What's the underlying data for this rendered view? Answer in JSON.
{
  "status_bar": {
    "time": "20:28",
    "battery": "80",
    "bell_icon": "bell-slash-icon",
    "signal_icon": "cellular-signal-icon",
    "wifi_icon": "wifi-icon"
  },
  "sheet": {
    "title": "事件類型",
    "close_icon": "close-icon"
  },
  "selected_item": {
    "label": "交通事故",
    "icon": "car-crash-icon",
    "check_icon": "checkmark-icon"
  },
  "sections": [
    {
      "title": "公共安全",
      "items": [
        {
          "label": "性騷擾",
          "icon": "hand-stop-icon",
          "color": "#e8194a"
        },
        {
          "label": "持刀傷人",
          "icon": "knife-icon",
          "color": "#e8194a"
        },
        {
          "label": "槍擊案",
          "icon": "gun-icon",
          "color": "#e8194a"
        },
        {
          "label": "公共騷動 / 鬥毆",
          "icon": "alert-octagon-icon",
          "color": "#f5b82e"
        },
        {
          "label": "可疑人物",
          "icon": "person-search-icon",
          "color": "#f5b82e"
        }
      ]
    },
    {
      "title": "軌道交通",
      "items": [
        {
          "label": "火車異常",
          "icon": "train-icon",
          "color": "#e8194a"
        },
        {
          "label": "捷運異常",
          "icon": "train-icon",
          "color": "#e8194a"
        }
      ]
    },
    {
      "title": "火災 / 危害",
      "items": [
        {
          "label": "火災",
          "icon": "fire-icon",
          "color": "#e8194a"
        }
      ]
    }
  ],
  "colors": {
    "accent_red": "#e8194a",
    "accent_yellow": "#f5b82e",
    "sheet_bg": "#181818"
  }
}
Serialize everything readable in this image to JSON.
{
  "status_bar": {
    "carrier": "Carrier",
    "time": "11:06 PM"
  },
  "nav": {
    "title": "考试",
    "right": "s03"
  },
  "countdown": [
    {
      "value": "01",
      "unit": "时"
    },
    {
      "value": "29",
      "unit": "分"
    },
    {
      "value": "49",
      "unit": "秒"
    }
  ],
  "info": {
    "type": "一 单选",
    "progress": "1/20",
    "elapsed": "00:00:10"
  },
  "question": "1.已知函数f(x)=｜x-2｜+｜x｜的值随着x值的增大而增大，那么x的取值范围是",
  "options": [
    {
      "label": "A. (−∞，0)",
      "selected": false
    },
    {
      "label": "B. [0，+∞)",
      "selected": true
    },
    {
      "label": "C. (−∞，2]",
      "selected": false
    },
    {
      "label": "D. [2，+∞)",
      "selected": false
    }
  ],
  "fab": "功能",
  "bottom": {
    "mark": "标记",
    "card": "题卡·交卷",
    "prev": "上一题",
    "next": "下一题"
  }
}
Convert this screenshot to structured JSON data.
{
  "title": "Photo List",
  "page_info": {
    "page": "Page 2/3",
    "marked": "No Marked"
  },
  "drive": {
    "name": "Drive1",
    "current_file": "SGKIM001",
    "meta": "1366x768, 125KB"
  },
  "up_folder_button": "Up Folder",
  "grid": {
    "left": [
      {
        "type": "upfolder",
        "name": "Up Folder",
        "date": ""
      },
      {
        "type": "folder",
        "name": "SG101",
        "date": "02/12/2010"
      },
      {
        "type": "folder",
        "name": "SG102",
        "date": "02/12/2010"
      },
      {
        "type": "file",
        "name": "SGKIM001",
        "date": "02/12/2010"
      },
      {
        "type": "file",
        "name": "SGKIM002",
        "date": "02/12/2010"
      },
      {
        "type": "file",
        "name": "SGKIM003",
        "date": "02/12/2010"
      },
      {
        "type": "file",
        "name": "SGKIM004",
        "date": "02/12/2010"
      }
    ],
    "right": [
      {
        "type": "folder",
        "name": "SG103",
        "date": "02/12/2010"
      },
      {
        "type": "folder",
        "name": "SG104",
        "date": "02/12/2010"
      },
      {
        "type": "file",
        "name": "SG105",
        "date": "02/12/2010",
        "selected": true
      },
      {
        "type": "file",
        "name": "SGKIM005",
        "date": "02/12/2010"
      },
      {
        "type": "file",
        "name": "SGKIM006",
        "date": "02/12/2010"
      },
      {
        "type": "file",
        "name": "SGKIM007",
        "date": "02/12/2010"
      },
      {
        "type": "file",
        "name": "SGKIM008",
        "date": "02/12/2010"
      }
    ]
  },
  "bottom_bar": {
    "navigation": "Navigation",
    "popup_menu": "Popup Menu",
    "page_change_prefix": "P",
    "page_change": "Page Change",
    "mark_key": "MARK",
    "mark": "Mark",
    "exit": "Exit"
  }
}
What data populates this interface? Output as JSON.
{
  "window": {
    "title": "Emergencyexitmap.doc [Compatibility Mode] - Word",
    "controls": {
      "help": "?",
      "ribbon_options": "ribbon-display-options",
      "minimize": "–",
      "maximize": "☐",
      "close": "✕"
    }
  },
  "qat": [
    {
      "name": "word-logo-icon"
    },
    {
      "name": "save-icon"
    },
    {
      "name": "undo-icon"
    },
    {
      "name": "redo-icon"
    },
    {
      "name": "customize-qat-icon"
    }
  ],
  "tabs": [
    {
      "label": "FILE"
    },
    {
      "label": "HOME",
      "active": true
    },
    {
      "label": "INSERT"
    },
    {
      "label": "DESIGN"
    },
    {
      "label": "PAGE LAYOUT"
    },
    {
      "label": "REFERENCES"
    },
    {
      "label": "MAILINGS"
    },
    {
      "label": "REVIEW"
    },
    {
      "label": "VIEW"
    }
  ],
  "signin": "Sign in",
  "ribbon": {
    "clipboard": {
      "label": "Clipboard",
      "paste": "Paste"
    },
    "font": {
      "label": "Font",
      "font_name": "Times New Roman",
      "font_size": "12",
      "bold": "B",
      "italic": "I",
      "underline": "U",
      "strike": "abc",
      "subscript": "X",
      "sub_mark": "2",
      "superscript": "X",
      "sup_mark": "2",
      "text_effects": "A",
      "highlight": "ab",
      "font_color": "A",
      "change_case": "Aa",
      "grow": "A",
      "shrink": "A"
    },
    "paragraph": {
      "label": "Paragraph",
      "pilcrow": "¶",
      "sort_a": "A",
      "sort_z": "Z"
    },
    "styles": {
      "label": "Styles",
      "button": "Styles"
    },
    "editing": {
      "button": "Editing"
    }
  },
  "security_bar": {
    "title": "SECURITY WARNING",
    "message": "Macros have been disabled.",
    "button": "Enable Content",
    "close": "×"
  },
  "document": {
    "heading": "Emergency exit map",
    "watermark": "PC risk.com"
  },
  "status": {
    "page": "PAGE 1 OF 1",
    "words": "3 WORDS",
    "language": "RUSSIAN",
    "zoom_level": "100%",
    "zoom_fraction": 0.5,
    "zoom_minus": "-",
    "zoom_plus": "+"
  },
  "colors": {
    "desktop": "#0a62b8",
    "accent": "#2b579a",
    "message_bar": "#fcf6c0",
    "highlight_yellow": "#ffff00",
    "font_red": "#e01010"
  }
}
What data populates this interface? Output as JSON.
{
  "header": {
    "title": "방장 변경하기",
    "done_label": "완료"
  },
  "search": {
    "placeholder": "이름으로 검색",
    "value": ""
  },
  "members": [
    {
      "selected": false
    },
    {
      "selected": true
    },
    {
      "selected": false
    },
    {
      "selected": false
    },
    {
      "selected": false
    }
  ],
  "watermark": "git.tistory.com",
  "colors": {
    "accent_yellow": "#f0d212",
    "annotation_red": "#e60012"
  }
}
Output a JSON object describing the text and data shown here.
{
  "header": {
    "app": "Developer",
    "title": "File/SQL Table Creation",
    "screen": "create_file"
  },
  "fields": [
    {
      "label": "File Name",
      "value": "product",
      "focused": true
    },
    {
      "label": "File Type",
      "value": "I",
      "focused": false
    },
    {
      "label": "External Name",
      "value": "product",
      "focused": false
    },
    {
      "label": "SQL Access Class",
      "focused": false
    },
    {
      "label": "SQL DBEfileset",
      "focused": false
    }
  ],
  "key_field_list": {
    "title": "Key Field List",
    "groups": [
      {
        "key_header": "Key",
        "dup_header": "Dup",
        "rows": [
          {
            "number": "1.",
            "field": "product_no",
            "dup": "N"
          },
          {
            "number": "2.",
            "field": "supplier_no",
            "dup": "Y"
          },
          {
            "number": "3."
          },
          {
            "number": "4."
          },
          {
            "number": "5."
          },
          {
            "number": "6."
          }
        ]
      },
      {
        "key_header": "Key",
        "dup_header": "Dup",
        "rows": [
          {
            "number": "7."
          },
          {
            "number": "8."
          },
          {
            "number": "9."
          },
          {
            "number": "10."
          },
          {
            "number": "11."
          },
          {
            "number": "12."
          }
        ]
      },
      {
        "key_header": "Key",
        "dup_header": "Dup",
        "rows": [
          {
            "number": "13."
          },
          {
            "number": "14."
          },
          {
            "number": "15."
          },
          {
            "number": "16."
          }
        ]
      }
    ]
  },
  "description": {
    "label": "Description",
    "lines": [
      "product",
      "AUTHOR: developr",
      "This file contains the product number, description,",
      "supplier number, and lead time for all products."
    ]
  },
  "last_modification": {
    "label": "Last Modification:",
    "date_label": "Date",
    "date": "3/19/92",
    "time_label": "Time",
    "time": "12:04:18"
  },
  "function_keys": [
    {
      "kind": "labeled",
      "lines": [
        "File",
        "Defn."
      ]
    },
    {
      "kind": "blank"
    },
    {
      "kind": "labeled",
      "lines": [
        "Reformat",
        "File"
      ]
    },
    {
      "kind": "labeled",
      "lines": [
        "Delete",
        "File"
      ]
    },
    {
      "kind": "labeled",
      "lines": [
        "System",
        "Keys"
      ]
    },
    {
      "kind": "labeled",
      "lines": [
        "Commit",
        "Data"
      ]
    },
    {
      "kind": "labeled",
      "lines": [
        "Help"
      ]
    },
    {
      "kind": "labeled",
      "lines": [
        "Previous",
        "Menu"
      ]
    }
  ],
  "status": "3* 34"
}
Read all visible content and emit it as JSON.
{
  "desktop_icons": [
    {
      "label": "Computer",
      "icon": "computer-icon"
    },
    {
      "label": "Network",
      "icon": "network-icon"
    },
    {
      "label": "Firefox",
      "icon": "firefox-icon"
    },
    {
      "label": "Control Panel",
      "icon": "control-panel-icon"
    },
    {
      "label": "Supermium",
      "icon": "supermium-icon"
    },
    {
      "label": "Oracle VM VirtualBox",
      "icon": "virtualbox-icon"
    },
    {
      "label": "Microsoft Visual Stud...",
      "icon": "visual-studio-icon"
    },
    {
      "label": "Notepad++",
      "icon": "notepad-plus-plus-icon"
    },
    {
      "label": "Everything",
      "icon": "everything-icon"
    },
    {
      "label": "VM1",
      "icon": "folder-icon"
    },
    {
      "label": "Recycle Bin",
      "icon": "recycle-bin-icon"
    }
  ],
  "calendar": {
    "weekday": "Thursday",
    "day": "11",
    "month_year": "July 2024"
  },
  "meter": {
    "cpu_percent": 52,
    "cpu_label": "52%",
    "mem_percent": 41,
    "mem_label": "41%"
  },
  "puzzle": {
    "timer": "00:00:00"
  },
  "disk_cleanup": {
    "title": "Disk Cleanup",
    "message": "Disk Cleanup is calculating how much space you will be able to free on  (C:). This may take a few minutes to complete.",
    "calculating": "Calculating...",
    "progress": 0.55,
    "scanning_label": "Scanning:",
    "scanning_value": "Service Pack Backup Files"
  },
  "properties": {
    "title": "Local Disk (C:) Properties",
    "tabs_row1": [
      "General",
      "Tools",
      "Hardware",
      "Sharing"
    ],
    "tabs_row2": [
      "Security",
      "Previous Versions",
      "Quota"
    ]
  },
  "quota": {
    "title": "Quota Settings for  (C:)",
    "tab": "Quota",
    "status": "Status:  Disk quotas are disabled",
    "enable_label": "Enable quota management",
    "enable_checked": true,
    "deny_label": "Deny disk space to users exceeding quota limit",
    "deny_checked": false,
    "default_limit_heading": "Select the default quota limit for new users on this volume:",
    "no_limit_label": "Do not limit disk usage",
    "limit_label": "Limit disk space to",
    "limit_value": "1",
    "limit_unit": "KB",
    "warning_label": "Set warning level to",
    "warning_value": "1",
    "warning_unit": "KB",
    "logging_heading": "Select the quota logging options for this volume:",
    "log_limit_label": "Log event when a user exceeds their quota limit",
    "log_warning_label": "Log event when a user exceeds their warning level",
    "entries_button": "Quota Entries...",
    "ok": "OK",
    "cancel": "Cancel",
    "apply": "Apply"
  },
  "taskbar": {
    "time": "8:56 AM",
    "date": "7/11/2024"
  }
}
--
**Exercise objective**
Reply with only the number of lines in the material above where the string "when" appears.

**Solution for this task**
2